Objective
Copy the data below exactly.

Data entries
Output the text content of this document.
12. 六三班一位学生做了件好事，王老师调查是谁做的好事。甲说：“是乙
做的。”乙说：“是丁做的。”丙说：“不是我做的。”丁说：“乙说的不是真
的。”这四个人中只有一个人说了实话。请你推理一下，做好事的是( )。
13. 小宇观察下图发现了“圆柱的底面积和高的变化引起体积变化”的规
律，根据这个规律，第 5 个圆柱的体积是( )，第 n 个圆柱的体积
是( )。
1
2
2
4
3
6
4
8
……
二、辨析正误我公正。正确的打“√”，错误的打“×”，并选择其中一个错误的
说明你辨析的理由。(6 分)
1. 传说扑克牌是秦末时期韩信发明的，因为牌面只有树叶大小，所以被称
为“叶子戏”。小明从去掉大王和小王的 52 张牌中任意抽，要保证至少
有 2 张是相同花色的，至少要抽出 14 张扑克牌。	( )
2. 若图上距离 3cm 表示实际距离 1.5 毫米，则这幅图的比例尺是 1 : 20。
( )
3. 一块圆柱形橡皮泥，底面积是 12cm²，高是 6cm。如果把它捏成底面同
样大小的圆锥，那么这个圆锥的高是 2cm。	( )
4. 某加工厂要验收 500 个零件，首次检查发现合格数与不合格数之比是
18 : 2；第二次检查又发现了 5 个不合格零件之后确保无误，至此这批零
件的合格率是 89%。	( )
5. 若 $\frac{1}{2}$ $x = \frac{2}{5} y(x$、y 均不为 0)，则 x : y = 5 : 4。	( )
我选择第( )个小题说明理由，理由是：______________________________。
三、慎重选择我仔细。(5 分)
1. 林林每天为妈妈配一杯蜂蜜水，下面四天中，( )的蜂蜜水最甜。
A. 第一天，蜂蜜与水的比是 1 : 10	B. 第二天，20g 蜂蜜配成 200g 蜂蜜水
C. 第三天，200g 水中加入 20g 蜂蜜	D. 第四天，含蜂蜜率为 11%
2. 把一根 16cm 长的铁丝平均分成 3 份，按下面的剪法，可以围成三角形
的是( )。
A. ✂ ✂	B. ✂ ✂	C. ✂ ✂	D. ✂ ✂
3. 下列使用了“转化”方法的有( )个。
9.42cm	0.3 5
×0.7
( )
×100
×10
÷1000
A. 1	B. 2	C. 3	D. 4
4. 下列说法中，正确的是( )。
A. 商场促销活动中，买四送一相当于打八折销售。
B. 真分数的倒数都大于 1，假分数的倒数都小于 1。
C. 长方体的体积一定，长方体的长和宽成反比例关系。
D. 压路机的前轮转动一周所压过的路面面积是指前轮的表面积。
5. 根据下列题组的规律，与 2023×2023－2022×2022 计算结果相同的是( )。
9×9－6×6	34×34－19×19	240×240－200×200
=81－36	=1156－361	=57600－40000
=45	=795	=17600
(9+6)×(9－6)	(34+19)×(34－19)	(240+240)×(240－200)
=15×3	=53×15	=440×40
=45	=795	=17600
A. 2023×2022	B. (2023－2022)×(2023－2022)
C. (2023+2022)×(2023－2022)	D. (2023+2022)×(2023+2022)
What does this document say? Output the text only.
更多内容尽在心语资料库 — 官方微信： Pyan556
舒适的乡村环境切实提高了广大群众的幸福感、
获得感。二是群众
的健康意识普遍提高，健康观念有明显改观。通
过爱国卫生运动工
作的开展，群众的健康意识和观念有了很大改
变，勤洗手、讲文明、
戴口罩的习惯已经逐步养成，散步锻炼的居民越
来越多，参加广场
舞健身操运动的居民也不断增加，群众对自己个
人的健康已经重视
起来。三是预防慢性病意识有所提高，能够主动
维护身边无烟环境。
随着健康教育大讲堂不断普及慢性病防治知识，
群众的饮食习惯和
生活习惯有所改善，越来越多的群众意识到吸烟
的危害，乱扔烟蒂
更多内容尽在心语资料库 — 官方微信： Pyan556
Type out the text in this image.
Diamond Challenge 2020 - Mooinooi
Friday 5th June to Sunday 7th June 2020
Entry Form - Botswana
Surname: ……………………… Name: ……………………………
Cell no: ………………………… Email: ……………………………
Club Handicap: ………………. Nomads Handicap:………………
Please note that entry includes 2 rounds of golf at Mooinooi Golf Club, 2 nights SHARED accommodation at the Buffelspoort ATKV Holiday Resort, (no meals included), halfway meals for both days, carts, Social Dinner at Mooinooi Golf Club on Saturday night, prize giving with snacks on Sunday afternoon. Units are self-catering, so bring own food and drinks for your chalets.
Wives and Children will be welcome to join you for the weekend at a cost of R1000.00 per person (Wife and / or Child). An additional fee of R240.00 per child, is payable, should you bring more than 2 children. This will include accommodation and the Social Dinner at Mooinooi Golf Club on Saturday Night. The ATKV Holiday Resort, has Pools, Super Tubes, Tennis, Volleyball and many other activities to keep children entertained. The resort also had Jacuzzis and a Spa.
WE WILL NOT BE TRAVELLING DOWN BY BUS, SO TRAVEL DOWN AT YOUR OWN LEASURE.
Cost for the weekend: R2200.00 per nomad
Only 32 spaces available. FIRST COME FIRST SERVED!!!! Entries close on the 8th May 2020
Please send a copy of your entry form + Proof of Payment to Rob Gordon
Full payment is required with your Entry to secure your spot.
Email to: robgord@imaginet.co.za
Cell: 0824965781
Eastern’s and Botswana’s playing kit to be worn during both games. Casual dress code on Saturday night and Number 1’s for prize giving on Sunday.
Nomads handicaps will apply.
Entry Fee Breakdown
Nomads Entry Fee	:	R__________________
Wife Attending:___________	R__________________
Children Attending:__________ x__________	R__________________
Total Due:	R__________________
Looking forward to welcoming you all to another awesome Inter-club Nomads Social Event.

Exercise answer
Output the text content of this document.
12. 六三班一位学生做了件好事，王老师调查是谁做的好事。甲说：“是乙
做的。”乙说：“是丁做的。”丙说：“不是我做的。”丁说：“乙说的不是真
的。”这四个人中只有一个人说了实话。请你推理一下，做好事的是( )。
13. 小宇观察下图发现了“圆柱的底面积和高的变化引起体积变化”的规
律，根据这个规律，第 5 个圆柱的体积是( )，第 n 个圆柱的体积
是( )。
1
2
2
4
3
6
4
8
……
二、辨析正误我公正。正确的打“√”，错误的打“×”，并选择其中一个错误的
说明你辨析的理由。(6 分)
1. 传说扑克牌是秦末时期韩信发明的，因为牌面只有树叶大小，所以被称
为“叶子戏”。小明从去掉大王和小王的 52 张牌中任意抽，要保证至少
有 2 张是相同花色的，至少要抽出 14 张扑克牌。	( )
2. 若图上距离 3cm 表示实际距离 1.5 毫米，则这幅图的比例尺是 1 : 20。
( )
3. 一块圆柱形橡皮泥，底面积是 12cm²，高是 6cm。如果把它捏成底面同
样大小的圆锥，那么这个圆锥的高是 2cm。	( )
4. 某加工厂要验收 500 个零件，首次检查发现合格数与不合格数之比是
18 : 2；第二次检查又发现了 5 个不合格零件之后确保无误，至此这批零
件的合格率是 89%。	( )
5. 若 $\frac{1}{2}$ $x = \frac{2}{5} y(x$、y 均不为 0)，则 x : y = 5 : 4。	( )
我选择第( )个小题说明理由，理由是：______________________________。
三、慎重选择我仔细。(5 分)
1. 林林每天为妈妈配一杯蜂蜜水，下面四天中，( )的蜂蜜水最甜。
A. 第一天，蜂蜜与水的比是 1 : 10	B. 第二天，20g 蜂蜜配成 200g 蜂蜜水
C. 第三天，200g 水中加入 20g 蜂蜜	D. 第四天，含蜂蜜率为 11%
2. 把一根 16cm 长的铁丝平均分成 3 份，按下面的剪法，可以围成三角形
的是( )。
A. ✂ ✂	B. ✂ ✂	C. ✂ ✂	D. ✂ ✂
3. 下列使用了“转化”方法的有( )个。
9.42cm	0.3 5
×0.7
( )
×100
×10
÷1000
A. 1	B. 2	C. 3	D. 4
4. 下列说法中，正确的是( )。
A. 商场促销活动中，买四送一相当于打八折销售。
B. 真分数的倒数都大于 1，假分数的倒数都小于 1。
C. 长方体的体积一定，长方体的长和宽成反比例关系。
D. 压路机的前轮转动一周所压过的路面面积是指前轮的表面积。
5. 根据下列题组的规律，与 2023×2023－2022×2022 计算结果相同的是( )。
9×9－6×6	34×34－19×19	240×240－200×200
=81－36	=1156－361	=57600－40000
=45	=795	=17600
(9+6)×(9－6)	(34+19)×(34－19)	(240+240)×(240－200)
=15×3	=53×15	=440×40
=45	=795	=17600
A. 2023×2022	B. (2023－2022)×(2023－2022)
C. (2023+2022)×(2023－2022)	D. (2023+2022)×(2023+2022)
What does this document say? Output the text only.
更多内容尽在心语资料库 — 官方微信： Pyan556
舒适的乡村环境切实提高了广大群众的幸福感、
获得感。二是群众
的健康意识普遍提高，健康观念有明显改观。通
过爱国卫生运动工
作的开展，群众的健康意识和观念有了很大改
变，勤洗手、讲文明、
戴口罩的习惯已经逐步养成，散步锻炼的居民越
来越多，参加广场
舞健身操运动的居民也不断增加，群众对自己个
人的健康已经重视
起来。三是预防慢性病意识有所提高，能够主动
维护身边无烟环境。
随着健康教育大讲堂不断普及慢性病防治知识，
群众的饮食习惯和
生活习惯有所改善，越来越多的群众意识到吸烟
的危害，乱扔烟蒂
更多内容尽在心语资料库 — 官方微信： Pyan556
Type out the text in this image.
Diamond Challenge 2020 - Mooinooi
Friday 5th June to Sunday 7th June 2020
Entry Form - Botswana
Surname: ……………………… Name: ……………………………
Cell no: ………………………… Email: ……………………………
Club Handicap: ………………. Nomads Handicap:………………
Please note that entry includes 2 rounds of golf at Mooinooi Golf Club, 2 nights SHARED accommodation at the Buffelspoort ATKV Holiday Resort, (no meals included), halfway meals for both days, carts, Social Dinner at Mooinooi Golf Club on Saturday night, prize giving with snacks on Sunday afternoon. Units are self-catering, so bring own food and drinks for your chalets.
Wives and Children will be welcome to join you for the weekend at a cost of R1000.00 per person (Wife and / or Child). An additional fee of R240.00 per child, is payable, should you bring more than 2 children. This will include accommodation and the Social Dinner at Mooinooi Golf Club on Saturday Night. The ATKV Holiday Resort, has Pools, Super Tubes, Tennis, Volleyball and many other activities to keep children entertained. The resort also had Jacuzzis and a Spa.
WE WILL NOT BE TRAVELLING DOWN BY BUS, SO TRAVEL DOWN AT YOUR OWN LEASURE.
Cost for the weekend: R2200.00 per nomad
Only 32 spaces available. FIRST COME FIRST SERVED!!!! Entries close on the 8th May 2020
Please send a copy of your entry form + Proof of Payment to Rob Gordon
Full payment is required with your Entry to secure your spot.
Email to: robgord@imaginet.co.za
Cell: 0824965781
Eastern’s and Botswana’s playing kit to be worn during both games. Casual dress code on Saturday night and Number 1’s for prize giving on Sunday.
Nomads handicaps will apply.
Entry Fee Breakdown
Nomads Entry Fee	:	R__________________
Wife Attending:___________	R__________________
Children Attending:__________ x__________	R__________________
Total Due:	R__________________
Looking forward to welcoming you all to another awesome Inter-club Nomads Social Event.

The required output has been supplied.